── DATA IN THIS EXERCISE
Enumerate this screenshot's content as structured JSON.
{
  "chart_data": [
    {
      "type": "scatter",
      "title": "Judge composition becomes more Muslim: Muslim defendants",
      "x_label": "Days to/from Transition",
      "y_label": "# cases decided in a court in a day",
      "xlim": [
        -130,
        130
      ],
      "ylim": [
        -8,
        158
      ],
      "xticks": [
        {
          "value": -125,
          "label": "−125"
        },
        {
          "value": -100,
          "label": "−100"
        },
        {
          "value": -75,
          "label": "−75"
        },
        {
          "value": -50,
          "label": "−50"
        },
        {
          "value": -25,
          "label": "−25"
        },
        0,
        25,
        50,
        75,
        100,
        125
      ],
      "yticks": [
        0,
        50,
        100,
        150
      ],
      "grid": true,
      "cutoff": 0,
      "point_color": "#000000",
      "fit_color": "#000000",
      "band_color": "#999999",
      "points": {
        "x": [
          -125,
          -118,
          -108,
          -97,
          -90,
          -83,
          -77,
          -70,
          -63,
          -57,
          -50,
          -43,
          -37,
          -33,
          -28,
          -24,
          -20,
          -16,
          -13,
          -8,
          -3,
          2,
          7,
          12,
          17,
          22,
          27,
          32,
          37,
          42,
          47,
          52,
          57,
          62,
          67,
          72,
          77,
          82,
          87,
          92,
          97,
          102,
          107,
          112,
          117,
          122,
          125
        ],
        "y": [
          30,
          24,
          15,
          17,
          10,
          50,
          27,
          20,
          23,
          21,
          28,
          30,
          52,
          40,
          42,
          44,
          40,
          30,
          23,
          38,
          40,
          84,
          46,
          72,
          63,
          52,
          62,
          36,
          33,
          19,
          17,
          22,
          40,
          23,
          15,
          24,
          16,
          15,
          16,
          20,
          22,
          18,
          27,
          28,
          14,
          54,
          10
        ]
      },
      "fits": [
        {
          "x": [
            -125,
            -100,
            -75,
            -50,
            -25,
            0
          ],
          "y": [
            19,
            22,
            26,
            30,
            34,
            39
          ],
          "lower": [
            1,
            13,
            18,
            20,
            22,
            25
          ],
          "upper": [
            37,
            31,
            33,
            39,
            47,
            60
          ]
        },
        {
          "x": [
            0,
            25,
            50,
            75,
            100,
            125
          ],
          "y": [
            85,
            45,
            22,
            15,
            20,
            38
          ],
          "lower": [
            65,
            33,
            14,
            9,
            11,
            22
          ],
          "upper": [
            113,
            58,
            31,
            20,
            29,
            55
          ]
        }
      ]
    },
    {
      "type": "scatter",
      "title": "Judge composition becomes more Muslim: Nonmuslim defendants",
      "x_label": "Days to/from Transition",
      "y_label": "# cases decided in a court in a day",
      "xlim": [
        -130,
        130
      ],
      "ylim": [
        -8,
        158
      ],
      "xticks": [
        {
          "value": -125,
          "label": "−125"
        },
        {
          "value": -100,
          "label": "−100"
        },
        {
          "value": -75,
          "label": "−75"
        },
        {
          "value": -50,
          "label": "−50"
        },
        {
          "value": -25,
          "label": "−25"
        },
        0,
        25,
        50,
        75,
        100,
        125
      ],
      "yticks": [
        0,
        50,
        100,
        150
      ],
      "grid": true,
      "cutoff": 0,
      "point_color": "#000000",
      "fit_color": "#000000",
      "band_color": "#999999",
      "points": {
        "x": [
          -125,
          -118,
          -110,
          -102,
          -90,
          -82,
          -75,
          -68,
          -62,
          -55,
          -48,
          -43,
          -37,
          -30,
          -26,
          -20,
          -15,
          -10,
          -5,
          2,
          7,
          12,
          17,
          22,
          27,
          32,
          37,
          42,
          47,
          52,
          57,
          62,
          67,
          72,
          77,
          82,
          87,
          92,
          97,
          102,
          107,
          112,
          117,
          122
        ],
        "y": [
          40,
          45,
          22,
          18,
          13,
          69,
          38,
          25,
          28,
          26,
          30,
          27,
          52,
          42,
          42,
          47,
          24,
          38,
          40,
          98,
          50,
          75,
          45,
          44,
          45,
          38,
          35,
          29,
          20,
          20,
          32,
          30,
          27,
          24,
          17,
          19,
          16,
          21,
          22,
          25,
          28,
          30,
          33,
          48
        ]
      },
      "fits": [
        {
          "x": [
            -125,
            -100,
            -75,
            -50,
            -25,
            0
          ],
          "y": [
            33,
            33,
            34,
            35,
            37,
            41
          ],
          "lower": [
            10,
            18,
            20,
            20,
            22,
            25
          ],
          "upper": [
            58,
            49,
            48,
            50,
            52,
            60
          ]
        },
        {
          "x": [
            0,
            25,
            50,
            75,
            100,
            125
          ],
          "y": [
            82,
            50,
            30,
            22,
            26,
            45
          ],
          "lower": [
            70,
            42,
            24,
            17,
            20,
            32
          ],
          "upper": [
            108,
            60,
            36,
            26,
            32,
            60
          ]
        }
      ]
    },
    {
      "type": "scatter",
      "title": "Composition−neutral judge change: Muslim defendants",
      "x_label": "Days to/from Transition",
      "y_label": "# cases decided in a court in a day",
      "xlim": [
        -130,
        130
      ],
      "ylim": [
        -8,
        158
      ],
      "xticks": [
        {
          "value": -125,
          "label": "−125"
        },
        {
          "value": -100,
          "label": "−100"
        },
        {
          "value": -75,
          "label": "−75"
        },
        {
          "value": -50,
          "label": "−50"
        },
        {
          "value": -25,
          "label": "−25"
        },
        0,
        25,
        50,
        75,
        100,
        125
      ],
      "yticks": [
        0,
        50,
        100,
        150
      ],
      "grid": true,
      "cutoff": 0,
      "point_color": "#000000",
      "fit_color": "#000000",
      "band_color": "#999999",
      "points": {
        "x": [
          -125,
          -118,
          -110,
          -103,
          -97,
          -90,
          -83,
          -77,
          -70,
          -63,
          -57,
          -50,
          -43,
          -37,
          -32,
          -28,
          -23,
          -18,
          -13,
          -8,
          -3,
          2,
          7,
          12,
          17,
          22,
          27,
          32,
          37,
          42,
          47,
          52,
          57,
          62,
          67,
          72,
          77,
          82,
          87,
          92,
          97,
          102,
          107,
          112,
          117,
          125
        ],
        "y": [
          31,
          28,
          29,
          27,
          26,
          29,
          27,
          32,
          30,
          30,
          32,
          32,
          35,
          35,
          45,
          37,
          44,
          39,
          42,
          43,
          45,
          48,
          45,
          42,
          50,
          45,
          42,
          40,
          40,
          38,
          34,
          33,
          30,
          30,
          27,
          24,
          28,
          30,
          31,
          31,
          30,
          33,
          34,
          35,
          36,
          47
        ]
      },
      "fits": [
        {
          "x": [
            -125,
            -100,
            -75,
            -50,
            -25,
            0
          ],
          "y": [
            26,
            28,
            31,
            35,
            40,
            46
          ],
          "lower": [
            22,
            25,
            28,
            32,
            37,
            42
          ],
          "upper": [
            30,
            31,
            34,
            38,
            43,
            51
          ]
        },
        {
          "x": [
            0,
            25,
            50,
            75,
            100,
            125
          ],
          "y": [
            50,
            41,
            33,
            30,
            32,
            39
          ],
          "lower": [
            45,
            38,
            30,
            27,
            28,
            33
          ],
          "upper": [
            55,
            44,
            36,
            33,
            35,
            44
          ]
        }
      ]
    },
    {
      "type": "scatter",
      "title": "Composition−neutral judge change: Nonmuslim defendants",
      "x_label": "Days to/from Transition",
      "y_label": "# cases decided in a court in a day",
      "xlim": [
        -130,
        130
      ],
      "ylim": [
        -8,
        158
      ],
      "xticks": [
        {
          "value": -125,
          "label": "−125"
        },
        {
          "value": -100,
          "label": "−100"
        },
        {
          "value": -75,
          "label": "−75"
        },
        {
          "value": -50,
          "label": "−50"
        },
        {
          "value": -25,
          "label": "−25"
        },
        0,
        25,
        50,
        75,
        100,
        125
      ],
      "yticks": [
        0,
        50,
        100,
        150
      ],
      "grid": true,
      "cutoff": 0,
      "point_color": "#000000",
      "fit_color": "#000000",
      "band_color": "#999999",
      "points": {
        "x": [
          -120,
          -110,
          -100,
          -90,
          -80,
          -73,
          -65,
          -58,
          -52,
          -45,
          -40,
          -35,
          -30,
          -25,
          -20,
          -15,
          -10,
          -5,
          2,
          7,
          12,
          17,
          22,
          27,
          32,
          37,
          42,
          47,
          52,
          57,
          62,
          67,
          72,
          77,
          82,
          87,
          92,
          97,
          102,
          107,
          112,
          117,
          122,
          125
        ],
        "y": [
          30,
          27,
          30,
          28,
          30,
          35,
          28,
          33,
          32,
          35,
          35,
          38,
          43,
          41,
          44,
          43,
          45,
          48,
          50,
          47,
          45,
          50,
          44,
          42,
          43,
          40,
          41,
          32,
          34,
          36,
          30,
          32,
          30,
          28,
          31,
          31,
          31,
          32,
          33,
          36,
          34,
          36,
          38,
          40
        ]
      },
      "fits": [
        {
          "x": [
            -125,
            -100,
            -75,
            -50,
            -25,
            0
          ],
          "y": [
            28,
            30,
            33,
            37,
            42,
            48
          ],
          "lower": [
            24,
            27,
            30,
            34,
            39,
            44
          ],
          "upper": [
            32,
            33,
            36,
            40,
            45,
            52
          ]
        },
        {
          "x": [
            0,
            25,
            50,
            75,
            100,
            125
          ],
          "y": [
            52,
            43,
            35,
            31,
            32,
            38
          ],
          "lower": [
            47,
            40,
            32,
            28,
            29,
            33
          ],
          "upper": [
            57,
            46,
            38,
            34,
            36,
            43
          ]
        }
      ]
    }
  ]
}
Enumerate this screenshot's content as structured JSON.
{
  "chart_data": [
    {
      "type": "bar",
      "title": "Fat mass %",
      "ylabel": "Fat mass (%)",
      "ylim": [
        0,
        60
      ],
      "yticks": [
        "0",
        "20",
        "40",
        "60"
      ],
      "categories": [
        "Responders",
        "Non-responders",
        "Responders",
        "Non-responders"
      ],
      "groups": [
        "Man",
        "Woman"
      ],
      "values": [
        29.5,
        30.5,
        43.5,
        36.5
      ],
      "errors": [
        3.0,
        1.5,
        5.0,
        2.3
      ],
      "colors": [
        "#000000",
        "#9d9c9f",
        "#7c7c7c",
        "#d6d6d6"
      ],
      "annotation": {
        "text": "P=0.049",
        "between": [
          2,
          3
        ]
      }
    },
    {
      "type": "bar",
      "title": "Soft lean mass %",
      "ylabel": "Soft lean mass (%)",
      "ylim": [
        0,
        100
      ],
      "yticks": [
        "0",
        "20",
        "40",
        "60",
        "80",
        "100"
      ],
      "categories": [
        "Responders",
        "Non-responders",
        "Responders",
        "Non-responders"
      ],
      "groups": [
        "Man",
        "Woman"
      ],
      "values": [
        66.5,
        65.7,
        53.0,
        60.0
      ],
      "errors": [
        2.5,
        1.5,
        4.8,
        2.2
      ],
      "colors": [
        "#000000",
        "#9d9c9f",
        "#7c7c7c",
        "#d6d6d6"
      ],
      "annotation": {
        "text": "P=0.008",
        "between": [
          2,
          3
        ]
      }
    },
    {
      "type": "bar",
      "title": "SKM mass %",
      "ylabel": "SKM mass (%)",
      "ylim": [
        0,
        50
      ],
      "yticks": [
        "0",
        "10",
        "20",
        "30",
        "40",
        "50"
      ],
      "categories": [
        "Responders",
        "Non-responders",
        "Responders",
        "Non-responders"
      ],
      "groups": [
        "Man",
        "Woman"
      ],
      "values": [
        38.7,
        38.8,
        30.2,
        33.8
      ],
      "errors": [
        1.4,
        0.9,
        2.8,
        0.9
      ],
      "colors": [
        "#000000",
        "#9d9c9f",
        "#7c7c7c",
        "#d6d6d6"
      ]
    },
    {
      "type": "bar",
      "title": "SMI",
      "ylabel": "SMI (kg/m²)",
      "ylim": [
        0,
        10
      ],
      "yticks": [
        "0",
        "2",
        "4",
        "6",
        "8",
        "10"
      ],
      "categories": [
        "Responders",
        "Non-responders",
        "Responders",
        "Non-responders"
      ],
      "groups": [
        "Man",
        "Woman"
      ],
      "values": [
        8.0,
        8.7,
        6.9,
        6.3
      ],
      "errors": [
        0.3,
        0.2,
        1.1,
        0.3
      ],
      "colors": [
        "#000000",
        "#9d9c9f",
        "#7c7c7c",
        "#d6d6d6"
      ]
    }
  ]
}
────
Copy, from the material above, each line in which the string "mass" occurs.

      "title": "Fat mass %",
      "ylabel": "Fat mass (%)",
      "title": "Soft lean mass %",
      "ylabel": "Soft lean mass (%)",
      "title": "SKM mass %",
      "ylabel": "SKM mass (%)",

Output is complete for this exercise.